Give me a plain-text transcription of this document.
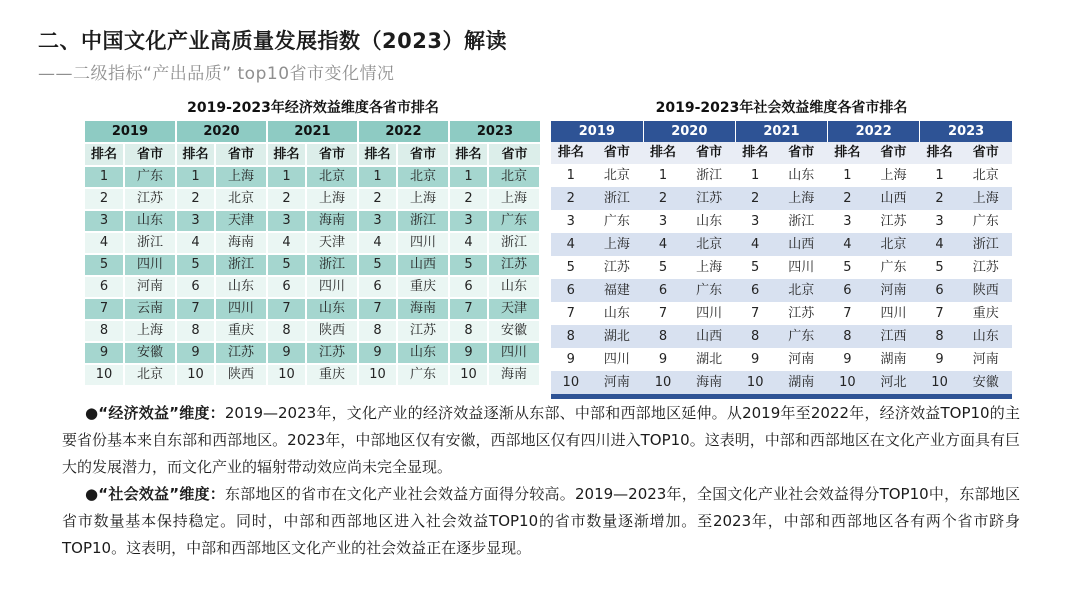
二、中国文化产业高质量发展指数（2023）解读

——二级指标“产出品质” top10省市变化情况

2019-2023年经济效益维度各省市排名
2019		2020		2021		2022		2023	
排名	省市	排名	省市	排名	省市	排名	省市	排名	省市
1	广东	1	上海	1	北京	1	北京	1	北京
2	江苏	2	北京	2	上海	2	上海	2	上海
3	山东	3	天津	3	海南	3	浙江	3	广东
4	浙江	4	海南	4	天津	4	四川	4	浙江
5	四川	5	浙江	5	浙江	5	山西	5	江苏
6	河南	6	山东	6	四川	6	重庆	6	山东
7	云南	7	四川	7	山东	7	海南	7	天津
8	上海	8	重庆	8	陕西	8	江苏	8	安徽
9	安徽	9	江苏	9	江苏	9	山东	9	四川
10	北京	10	陕西	10	重庆	10	广东	10	海南
2019-2023年社会效益维度各省市排名
2019		2020		2021		2022		2023	
排名	省市	排名	省市	排名	省市	排名	省市	排名	省市
1	北京	1	浙江	1	山东	1	上海	1	北京
2	浙江	2	江苏	2	上海	2	山西	2	上海
3	广东	3	山东	3	浙江	3	江苏	3	广东
4	上海	4	北京	4	山西	4	北京	4	浙江
5	江苏	5	上海	5	四川	5	广东	5	江苏
6	福建	6	广东	6	北京	6	河南	6	陕西
7	山东	7	四川	7	江苏	7	四川	7	重庆
8	湖北	8	山西	8	广东	8	江西	8	山东
9	四川	9	湖北	9	河南	9	湖南	9	河南
10	河南	10	海南	10	湖南	10	河北	10	安徽

●“经济效益”维度：2019—2023年，文化产业的经济效益逐渐从东部、中部和西部地区延伸。从2019年至2022年，经济效益TOP10的主要省份基本来自东部和西部地区。2023年，中部地区仅有安徽，西部地区仅有四川进入TOP10。这表明，中部和西部地区在文化产业方面具有巨大的发展潜力，而文化产业的辐射带动效应尚未完全显现。

●“社会效益”维度：东部地区的省市在文化产业社会效益方面得分较高。2019—2023年，全国文化产业社会效益得分TOP10中，东部地区省市数量基本保持稳定。同时，中部和西部地区进入社会效益TOP10的省市数量逐渐增加。至2023年，中部和西部地区各有两个省市跻身TOP10。这表明，中部和西部地区文化产业的社会效益正在逐步显现。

Exercise aim.
Without the pictures, return the entries exactly as they appear.

Response to this task.
Give me a plain-text transcription of this document.
二、中国文化产业高质量发展指数（2023）解读

——二级指标“产出品质” top10省市变化情况

2019-2023年经济效益维度各省市排名
2019		2020		2021		2022		2023	
排名	省市	排名	省市	排名	省市	排名	省市	排名	省市
1	广东	1	上海	1	北京	1	北京	1	北京
2	江苏	2	北京	2	上海	2	上海	2	上海
3	山东	3	天津	3	海南	3	浙江	3	广东
4	浙江	4	海南	4	天津	4	四川	4	浙江
5	四川	5	浙江	5	浙江	5	山西	5	江苏
6	河南	6	山东	6	四川	6	重庆	6	山东
7	云南	7	四川	7	山东	7	海南	7	天津
8	上海	8	重庆	8	陕西	8	江苏	8	安徽
9	安徽	9	江苏	9	江苏	9	山东	9	四川
10	北京	10	陕西	10	重庆	10	广东	10	海南
2019-2023年社会效益维度各省市排名
2019		2020		2021		2022		2023	
排名	省市	排名	省市	排名	省市	排名	省市	排名	省市
1	北京	1	浙江	1	山东	1	上海	1	北京
2	浙江	2	江苏	2	上海	2	山西	2	上海
3	广东	3	山东	3	浙江	3	江苏	3	广东
4	上海	4	北京	4	山西	4	北京	4	浙江
5	江苏	5	上海	5	四川	5	广东	5	江苏
6	福建	6	广东	6	北京	6	河南	6	陕西
7	山东	7	四川	7	江苏	7	四川	7	重庆
8	湖北	8	山西	8	广东	8	江西	8	山东
9	四川	9	湖北	9	河南	9	湖南	9	河南
10	河南	10	海南	10	湖南	10	河北	10	安徽

●“经济效益”维度：2019—2023年，文化产业的经济效益逐渐从东部、中部和西部地区延伸。从2019年至2022年，经济效益TOP10的主要省份基本来自东部和西部地区。2023年，中部地区仅有安徽，西部地区仅有四川进入TOP10。这表明，中部和西部地区在文化产业方面具有巨大的发展潜力，而文化产业的辐射带动效应尚未完全显现。

●“社会效益”维度：东部地区的省市在文化产业社会效益方面得分较高。2019—2023年，全国文化产业社会效益得分TOP10中，东部地区省市数量基本保持稳定。同时，中部和西部地区进入社会效益TOP10的省市数量逐渐增加。至2023年，中部和西部地区各有两个省市跻身TOP10。这表明，中部和西部地区文化产业的社会效益正在逐步显现。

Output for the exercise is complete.